[Stored records]

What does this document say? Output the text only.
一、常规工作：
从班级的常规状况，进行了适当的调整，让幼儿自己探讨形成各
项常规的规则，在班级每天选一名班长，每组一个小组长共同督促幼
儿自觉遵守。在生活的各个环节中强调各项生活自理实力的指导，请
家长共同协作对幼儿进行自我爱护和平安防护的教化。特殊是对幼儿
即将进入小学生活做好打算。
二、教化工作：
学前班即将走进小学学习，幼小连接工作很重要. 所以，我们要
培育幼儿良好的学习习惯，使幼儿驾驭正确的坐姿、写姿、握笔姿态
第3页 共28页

◆ **INSTRUCTION**
Repeat the material above in full, keeping every word.

◆ **COMPLETED TASK**
What does this document say? Output the text only.
一、常规工作：
从班级的常规状况，进行了适当的调整，让幼儿自己探讨形成各
项常规的规则，在班级每天选一名班长，每组一个小组长共同督促幼
儿自觉遵守。在生活的各个环节中强调各项生活自理实力的指导，请
家长共同协作对幼儿进行自我爱护和平安防护的教化。特殊是对幼儿
即将进入小学生活做好打算。
二、教化工作：
学前班即将走进小学学习，幼小连接工作很重要. 所以，我们要
培育幼儿良好的学习习惯，使幼儿驾驭正确的坐姿、写姿、握笔姿态
第3页 共28页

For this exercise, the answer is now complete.